▼▼▼

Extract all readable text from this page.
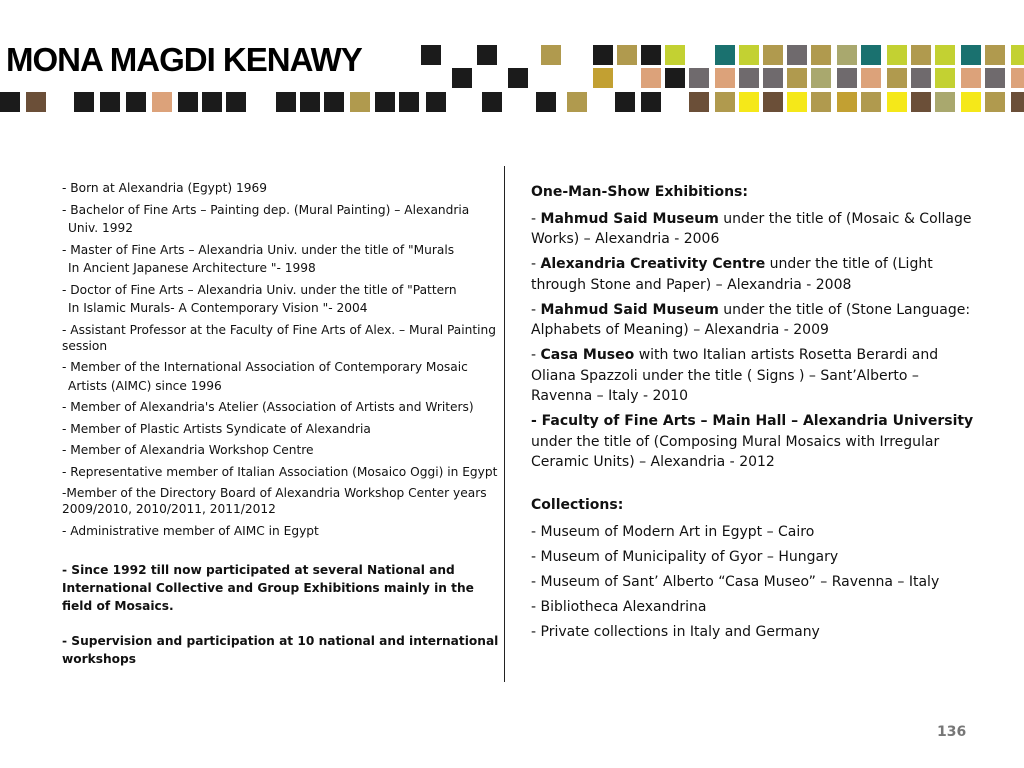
MONA MAGDI KENAWY
- Born at Alexandria (Egypt) 1969
- Bachelor of Fine Arts – Painting dep. (Mural Painting) – Alexandria
Univ. 1992
- Master of Fine Arts – Alexandria Univ. under the title of "Murals
In Ancient Japanese Architecture "- 1998
- Doctor of Fine Arts – Alexandria Univ. under the title of "Pattern
In Islamic Murals- A Contemporary Vision "- 2004
- Assistant Professor at the Faculty of Fine Arts of Alex. – Mural Painting session
- Member of the International Association of Contemporary Mosaic
Artists (AIMC) since 1996
- Member of Alexandria's Atelier (Association of Artists and Writers)
- Member of Plastic Artists Syndicate of Alexandria
- Member of Alexandria Workshop Centre
- Representative member of Italian Association (Mosaico Oggi) in Egypt
-Member of the Directory Board of Alexandria Workshop Center years 2009/2010, 2010/2011, 2011/2012
- Administrative member of AIMC in Egypt
- Since 1992 till now participated at several National and International Collective and Group Exhibitions mainly in the field of Mosaics.
- Supervision and participation at 10 national and international workshops
One-Man-Show Exhibitions:
- Mahmud Said Museum under the title of (Mosaic & Collage Works) – Alexandria - 2006
- Alexandria Creativity Centre under the title of (Light through Stone and Paper) – Alexandria - 2008
- Mahmud Said Museum under the title of (Stone Language: Alphabets of Meaning) – Alexandria - 2009
- Casa Museo with two Italian artists Rosetta Berardi and Oliana Spazzoli under the title ( Signs ) – Sant’Alberto – Ravenna – Italy - 2010
- Faculty of Fine Arts – Main Hall – Alexandria University under the title of (Composing Mural Mosaics with Irregular Ceramic Units) – Alexandria - 2012
Collections:
- Museum of Modern Art in Egypt – Cairo
- Museum of Municipality of Gyor – Hungary
- Museum of Sant’ Alberto “Casa Museo” – Ravenna – Italy
- Bibliotheca Alexandrina
- Private collections in Italy and Germany
136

▲▲▲

## Exercise details
Print each of the records above exactly as written, leaving no picture in the copy.

## Reply
Extract all readable text from this page.
MONA MAGDI KENAWY
- Born at Alexandria (Egypt) 1969
- Bachelor of Fine Arts – Painting dep. (Mural Painting) – Alexandria
Univ. 1992
- Master of Fine Arts – Alexandria Univ. under the title of "Murals
In Ancient Japanese Architecture "- 1998
- Doctor of Fine Arts – Alexandria Univ. under the title of "Pattern
In Islamic Murals- A Contemporary Vision "- 2004
- Assistant Professor at the Faculty of Fine Arts of Alex. – Mural Painting session
- Member of the International Association of Contemporary Mosaic
Artists (AIMC) since 1996
- Member of Alexandria's Atelier (Association of Artists and Writers)
- Member of Plastic Artists Syndicate of Alexandria
- Member of Alexandria Workshop Centre
- Representative member of Italian Association (Mosaico Oggi) in Egypt
-Member of the Directory Board of Alexandria Workshop Center years 2009/2010, 2010/2011, 2011/2012
- Administrative member of AIMC in Egypt
- Since 1992 till now participated at several National and International Collective and Group Exhibitions mainly in the field of Mosaics.
- Supervision and participation at 10 national and international workshops
One-Man-Show Exhibitions:
- Mahmud Said Museum under the title of (Mosaic & Collage Works) – Alexandria - 2006
- Alexandria Creativity Centre under the title of (Light through Stone and Paper) – Alexandria - 2008
- Mahmud Said Museum under the title of (Stone Language: Alphabets of Meaning) – Alexandria - 2009
- Casa Museo with two Italian artists Rosetta Berardi and Oliana Spazzoli under the title ( Signs ) – Sant’Alberto – Ravenna – Italy - 2010
- Faculty of Fine Arts – Main Hall – Alexandria University under the title of (Composing Mural Mosaics with Irregular Ceramic Units) – Alexandria - 2012
Collections:
- Museum of Modern Art in Egypt – Cairo
- Museum of Municipality of Gyor – Hungary
- Museum of Sant’ Alberto “Casa Museo” – Ravenna – Italy
- Bibliotheca Alexandrina
- Private collections in Italy and Germany
136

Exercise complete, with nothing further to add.